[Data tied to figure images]
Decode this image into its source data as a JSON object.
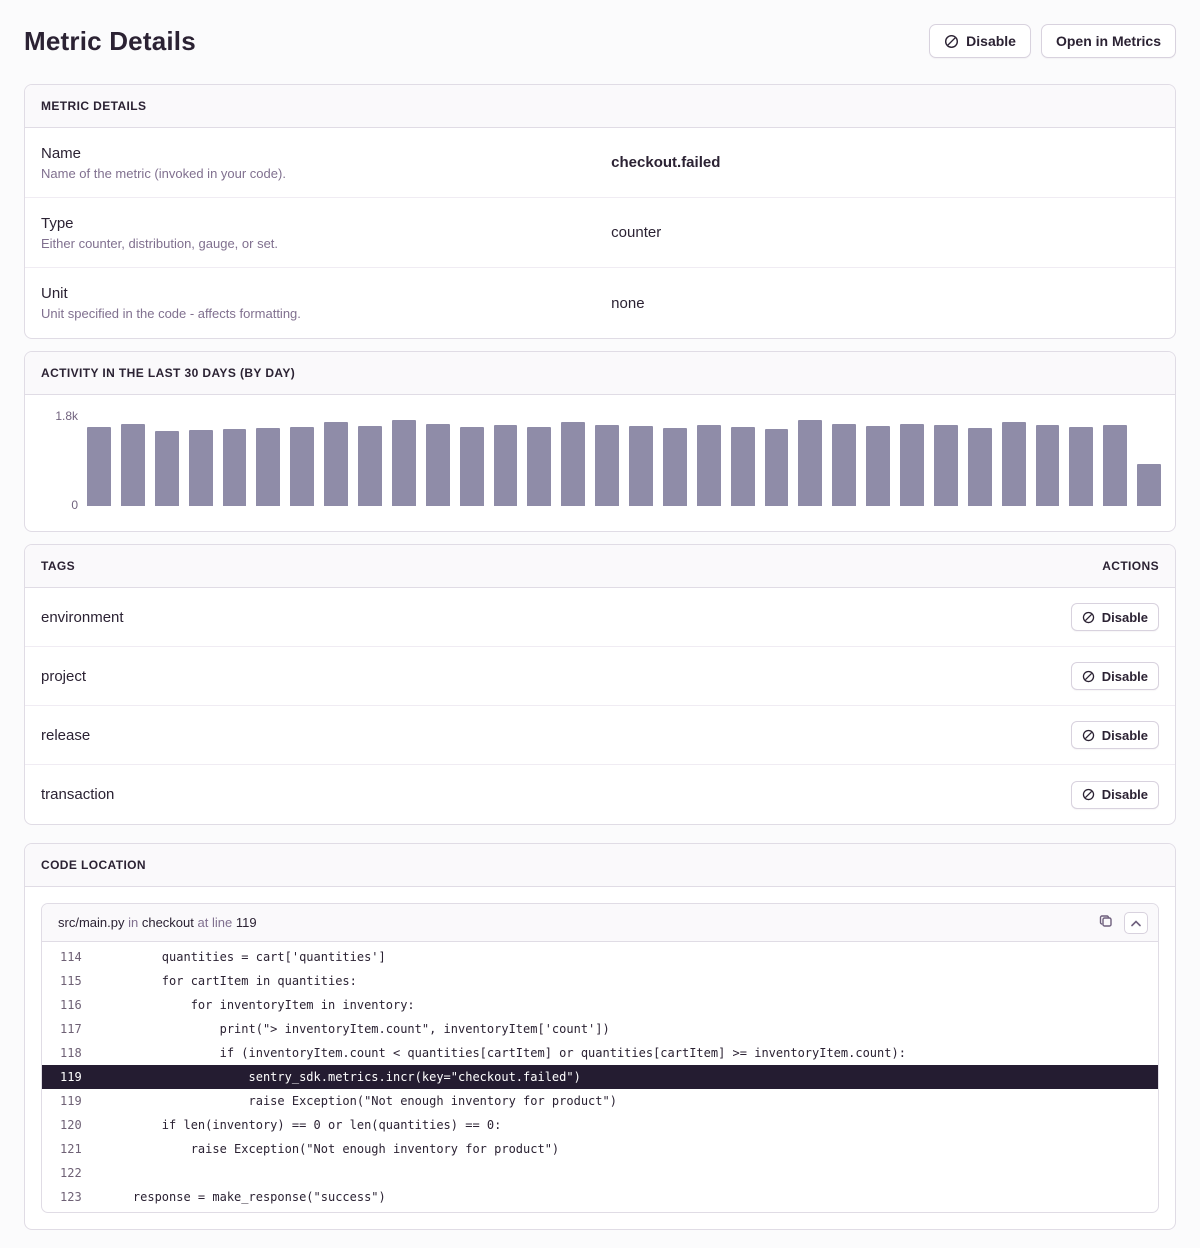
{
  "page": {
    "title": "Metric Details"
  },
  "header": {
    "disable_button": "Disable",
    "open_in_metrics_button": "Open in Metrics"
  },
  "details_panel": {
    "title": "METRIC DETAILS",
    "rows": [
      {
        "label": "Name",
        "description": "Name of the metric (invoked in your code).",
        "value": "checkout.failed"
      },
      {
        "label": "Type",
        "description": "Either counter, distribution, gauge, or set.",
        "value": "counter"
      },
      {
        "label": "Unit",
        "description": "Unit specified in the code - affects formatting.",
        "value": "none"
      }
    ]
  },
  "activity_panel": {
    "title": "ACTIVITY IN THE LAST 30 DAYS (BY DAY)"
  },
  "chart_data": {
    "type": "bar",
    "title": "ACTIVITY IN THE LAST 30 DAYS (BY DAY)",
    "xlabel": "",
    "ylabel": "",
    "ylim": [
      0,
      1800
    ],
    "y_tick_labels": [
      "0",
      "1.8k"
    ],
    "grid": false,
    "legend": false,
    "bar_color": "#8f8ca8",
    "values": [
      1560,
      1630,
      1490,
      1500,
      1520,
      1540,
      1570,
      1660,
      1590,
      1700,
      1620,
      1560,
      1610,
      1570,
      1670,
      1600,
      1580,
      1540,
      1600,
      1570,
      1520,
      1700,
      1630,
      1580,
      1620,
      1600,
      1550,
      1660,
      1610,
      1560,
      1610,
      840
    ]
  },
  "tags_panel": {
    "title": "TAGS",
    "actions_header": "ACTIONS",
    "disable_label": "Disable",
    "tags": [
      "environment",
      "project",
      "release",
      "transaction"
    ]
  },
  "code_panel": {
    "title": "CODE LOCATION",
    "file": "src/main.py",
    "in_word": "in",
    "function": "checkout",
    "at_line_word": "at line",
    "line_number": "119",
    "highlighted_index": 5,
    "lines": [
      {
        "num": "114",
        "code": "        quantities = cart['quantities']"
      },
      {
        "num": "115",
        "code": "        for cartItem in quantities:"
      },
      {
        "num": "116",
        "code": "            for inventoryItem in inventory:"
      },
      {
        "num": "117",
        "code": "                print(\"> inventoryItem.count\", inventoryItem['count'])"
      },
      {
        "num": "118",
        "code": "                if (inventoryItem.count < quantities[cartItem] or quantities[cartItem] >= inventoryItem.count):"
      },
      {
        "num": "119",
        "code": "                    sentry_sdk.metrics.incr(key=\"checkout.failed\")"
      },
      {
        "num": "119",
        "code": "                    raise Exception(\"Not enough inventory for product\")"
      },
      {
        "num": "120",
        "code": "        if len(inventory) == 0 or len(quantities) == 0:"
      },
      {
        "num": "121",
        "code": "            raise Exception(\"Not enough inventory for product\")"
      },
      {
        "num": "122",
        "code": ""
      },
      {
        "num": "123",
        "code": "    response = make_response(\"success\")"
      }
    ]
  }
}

--

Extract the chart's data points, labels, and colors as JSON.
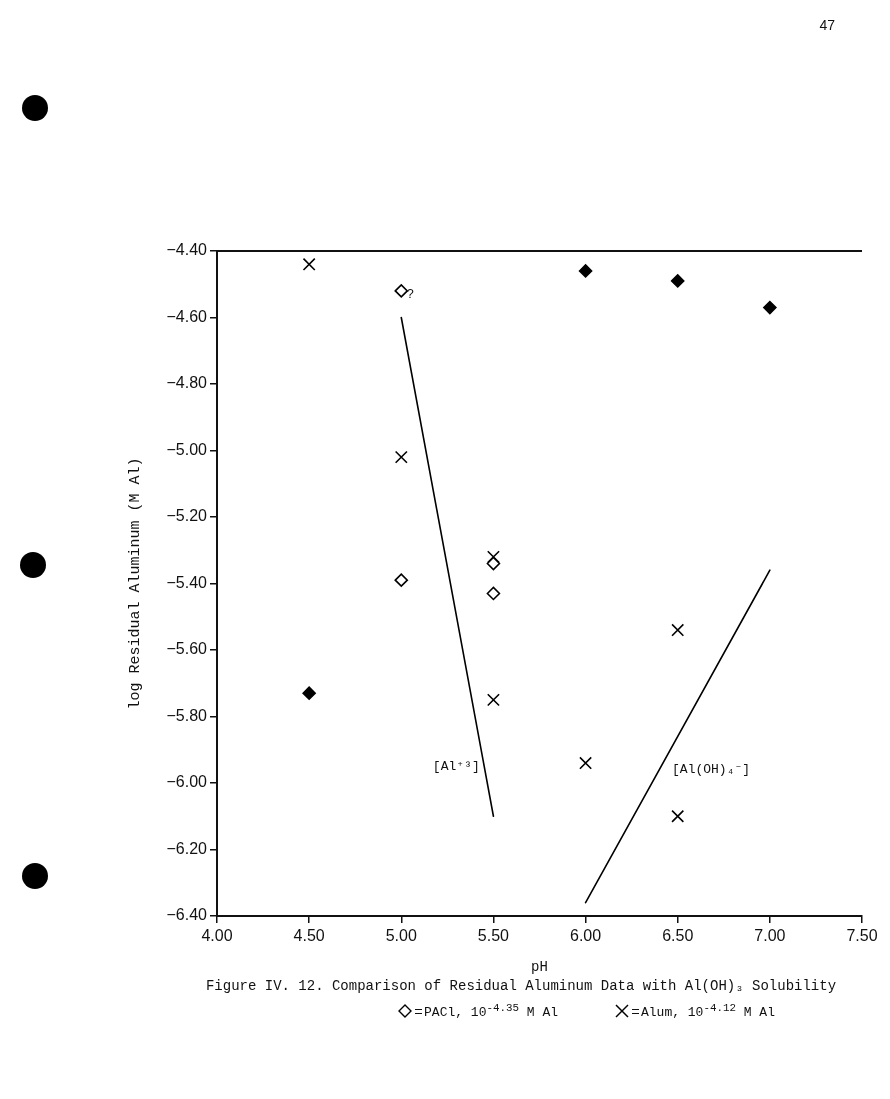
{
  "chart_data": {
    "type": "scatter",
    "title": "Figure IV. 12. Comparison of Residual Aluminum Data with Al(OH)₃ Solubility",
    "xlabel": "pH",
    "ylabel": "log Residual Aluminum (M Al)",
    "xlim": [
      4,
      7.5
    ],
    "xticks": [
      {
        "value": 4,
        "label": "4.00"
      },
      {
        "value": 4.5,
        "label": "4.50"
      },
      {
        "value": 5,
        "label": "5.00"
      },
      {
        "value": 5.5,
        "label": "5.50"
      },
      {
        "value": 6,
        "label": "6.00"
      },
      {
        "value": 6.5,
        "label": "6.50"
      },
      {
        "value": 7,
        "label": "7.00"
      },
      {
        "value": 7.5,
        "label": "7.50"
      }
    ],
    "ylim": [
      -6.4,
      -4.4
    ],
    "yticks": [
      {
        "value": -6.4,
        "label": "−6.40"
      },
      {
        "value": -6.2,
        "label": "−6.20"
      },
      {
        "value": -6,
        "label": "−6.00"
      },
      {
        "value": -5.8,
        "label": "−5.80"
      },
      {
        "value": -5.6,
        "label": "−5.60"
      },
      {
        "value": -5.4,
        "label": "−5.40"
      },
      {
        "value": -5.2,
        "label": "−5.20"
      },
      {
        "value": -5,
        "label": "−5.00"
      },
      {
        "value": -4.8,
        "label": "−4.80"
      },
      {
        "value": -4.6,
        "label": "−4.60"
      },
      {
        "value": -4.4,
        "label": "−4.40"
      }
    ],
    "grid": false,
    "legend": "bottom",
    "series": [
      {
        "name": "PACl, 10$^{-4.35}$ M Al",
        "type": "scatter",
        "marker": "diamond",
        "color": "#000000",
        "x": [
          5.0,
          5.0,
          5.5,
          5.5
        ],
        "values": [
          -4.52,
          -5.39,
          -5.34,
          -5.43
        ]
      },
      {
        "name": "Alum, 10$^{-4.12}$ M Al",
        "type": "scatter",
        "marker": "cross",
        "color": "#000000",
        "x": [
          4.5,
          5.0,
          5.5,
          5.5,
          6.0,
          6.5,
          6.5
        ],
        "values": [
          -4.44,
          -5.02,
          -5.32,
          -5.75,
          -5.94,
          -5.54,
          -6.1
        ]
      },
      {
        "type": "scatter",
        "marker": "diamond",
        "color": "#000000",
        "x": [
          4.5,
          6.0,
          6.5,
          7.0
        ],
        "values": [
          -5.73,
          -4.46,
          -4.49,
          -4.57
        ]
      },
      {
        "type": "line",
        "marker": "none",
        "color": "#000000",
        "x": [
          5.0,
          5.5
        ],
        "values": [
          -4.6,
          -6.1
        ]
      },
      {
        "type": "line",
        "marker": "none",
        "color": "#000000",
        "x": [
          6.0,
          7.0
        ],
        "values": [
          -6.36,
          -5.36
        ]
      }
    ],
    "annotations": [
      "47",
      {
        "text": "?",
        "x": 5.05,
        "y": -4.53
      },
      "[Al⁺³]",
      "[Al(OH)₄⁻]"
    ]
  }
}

* * *

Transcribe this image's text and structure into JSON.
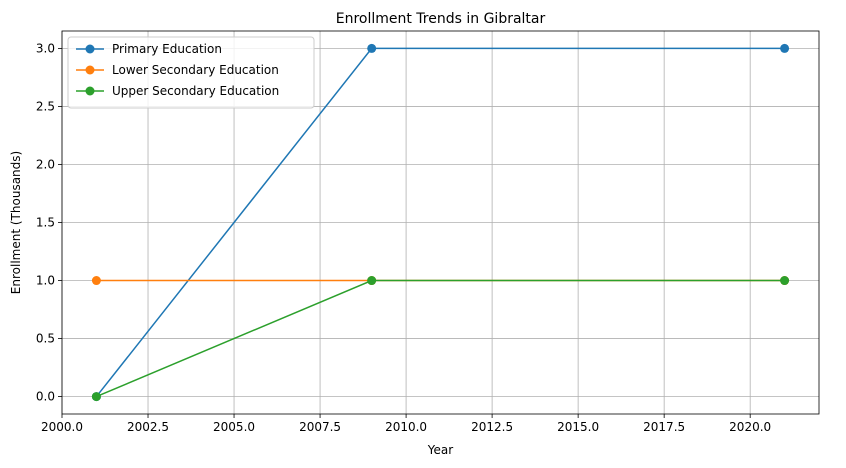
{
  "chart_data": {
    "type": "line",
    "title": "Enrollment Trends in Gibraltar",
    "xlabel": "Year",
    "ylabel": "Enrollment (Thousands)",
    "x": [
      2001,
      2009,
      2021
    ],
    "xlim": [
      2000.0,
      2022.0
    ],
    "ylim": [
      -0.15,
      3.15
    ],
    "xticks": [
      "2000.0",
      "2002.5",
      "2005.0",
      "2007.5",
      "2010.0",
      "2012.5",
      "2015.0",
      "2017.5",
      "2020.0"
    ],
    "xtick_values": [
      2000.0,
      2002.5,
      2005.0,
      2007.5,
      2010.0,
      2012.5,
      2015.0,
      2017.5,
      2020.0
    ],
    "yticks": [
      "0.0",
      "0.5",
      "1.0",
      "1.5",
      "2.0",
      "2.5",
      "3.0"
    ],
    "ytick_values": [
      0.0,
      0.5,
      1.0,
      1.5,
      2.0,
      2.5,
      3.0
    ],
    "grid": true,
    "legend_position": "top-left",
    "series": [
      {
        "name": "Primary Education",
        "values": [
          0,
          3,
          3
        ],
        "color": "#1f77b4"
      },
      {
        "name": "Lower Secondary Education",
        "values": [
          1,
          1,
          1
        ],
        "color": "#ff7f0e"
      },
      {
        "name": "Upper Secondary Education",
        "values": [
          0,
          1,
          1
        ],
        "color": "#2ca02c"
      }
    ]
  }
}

REQUIRED TASK: Isolate the lines that hold the word "raise" and copy all of them.

RESPONSE:
        "code": "                    raise Exception(\"Not enough inventory for product\")"
        "code": "            raise Exception(\"Not enough inventory for product\")"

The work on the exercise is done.